Extract, from the records beneath this instruction, each line that contains the word "folder".

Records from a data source
★ ★ ★ ★ ★ ★ ★

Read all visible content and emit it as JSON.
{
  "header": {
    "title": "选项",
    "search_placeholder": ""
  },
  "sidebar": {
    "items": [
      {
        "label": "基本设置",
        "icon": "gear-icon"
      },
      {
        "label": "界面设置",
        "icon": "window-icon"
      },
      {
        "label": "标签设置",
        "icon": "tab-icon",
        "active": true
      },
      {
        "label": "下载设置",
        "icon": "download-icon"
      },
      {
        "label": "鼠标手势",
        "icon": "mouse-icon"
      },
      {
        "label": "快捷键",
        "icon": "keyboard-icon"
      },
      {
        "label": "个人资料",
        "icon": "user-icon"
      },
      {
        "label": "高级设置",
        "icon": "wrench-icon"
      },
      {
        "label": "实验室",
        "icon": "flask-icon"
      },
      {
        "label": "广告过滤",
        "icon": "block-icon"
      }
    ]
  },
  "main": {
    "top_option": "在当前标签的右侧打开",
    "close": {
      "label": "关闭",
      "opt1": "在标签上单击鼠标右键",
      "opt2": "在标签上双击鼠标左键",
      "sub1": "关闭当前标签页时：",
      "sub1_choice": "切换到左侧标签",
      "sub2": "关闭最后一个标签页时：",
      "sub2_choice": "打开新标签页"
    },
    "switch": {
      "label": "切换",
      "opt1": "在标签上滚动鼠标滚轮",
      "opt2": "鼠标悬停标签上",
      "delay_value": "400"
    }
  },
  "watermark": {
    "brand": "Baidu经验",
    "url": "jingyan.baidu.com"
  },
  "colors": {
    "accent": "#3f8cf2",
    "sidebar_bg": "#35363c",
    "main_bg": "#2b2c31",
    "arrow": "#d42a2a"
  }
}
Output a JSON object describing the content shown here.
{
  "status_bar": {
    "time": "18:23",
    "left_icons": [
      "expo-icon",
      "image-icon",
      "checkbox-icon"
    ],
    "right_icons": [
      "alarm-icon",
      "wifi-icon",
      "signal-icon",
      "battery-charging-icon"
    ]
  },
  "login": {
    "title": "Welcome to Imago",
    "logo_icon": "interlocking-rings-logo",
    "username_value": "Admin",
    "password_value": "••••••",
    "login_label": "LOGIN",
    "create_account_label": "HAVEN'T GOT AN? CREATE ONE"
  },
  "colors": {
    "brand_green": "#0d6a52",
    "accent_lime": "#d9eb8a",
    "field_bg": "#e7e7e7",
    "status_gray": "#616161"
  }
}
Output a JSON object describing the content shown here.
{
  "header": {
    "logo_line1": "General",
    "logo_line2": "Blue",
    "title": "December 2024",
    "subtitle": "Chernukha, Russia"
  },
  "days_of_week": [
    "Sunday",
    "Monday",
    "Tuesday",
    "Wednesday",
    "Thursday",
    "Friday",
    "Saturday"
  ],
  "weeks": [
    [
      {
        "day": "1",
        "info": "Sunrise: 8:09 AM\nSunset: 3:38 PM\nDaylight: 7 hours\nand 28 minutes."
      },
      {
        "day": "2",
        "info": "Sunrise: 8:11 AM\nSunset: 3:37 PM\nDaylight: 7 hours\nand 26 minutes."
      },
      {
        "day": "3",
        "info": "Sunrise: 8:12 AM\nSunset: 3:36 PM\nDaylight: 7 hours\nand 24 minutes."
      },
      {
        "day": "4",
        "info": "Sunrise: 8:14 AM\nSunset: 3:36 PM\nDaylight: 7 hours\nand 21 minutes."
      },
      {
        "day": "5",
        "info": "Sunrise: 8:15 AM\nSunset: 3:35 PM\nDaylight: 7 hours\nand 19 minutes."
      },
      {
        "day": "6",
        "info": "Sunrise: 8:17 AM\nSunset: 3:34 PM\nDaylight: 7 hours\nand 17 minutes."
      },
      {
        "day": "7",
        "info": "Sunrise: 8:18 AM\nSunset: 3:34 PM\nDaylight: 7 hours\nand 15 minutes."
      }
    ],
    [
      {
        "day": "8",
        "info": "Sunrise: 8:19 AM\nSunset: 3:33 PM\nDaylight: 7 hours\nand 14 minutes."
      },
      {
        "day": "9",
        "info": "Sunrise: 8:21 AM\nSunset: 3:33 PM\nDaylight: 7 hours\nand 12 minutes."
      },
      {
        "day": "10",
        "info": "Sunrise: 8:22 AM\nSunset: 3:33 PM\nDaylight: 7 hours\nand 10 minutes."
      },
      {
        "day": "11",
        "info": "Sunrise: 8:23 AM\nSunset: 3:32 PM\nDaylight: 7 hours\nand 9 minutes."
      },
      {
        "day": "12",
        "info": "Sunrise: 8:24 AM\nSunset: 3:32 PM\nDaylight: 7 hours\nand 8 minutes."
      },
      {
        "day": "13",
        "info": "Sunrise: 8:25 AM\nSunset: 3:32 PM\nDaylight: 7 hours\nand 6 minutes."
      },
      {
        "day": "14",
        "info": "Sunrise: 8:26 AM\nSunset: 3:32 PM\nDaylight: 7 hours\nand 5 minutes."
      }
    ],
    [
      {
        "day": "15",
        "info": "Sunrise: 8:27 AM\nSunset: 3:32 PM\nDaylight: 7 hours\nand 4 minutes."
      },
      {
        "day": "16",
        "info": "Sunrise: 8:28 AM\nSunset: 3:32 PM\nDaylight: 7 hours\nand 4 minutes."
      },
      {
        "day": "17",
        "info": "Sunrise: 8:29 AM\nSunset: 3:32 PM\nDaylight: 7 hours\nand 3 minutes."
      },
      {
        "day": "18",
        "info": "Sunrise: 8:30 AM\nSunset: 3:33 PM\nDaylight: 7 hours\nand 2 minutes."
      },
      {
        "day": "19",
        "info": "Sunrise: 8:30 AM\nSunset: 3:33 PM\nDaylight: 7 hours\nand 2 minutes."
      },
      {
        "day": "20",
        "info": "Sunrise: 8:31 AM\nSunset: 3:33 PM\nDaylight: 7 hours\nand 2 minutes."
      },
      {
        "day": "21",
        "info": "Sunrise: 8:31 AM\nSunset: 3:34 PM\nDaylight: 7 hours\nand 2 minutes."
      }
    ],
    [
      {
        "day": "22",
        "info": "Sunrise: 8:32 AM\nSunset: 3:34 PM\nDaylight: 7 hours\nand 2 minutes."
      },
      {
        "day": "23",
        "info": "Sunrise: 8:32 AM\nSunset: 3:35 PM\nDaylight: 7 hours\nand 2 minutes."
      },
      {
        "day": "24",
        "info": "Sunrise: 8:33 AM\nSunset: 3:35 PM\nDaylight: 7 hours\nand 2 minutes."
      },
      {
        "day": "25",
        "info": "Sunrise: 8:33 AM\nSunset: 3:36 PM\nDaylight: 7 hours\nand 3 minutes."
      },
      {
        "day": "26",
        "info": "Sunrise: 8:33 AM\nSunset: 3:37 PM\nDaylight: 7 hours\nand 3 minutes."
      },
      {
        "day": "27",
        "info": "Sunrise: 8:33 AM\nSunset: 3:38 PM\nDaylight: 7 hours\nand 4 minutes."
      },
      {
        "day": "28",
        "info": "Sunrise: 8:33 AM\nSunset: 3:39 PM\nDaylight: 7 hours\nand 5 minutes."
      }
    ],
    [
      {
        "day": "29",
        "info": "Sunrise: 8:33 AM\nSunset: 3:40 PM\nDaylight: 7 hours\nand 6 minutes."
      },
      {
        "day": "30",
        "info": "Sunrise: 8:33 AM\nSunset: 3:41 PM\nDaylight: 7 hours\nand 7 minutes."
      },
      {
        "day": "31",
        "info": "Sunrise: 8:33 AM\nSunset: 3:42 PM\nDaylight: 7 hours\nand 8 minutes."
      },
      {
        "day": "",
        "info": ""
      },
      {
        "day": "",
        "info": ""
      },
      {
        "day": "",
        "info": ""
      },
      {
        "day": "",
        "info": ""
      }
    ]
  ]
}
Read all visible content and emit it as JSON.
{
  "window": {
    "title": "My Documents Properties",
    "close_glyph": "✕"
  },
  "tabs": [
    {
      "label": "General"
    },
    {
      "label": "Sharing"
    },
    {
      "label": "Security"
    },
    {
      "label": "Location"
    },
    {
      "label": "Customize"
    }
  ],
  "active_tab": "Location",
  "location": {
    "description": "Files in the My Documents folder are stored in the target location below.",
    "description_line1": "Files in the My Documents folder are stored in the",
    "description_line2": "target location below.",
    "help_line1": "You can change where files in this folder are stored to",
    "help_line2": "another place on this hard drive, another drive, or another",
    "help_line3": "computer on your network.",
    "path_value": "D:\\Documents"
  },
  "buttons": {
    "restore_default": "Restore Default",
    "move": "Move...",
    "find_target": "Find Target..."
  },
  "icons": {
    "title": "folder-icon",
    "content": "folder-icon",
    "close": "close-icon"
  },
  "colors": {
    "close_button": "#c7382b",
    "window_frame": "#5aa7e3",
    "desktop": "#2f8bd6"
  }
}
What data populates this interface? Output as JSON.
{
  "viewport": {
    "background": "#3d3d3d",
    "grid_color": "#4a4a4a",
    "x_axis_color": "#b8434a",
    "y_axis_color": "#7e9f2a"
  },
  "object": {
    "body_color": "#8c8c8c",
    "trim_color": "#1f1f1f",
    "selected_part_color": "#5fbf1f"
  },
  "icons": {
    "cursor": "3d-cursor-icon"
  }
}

★ ★ ★ ★ ★ ★ ★

● **RESULT FOR THIS TASK**
    "description": "Files in the My Documents folder are stored in the target location below.",
    "description_line1": "Files in the My Documents folder are stored in the",
    "help_line1": "You can change where files in this folder are stored to",
    "title": "folder-icon",
    "content": "folder-icon",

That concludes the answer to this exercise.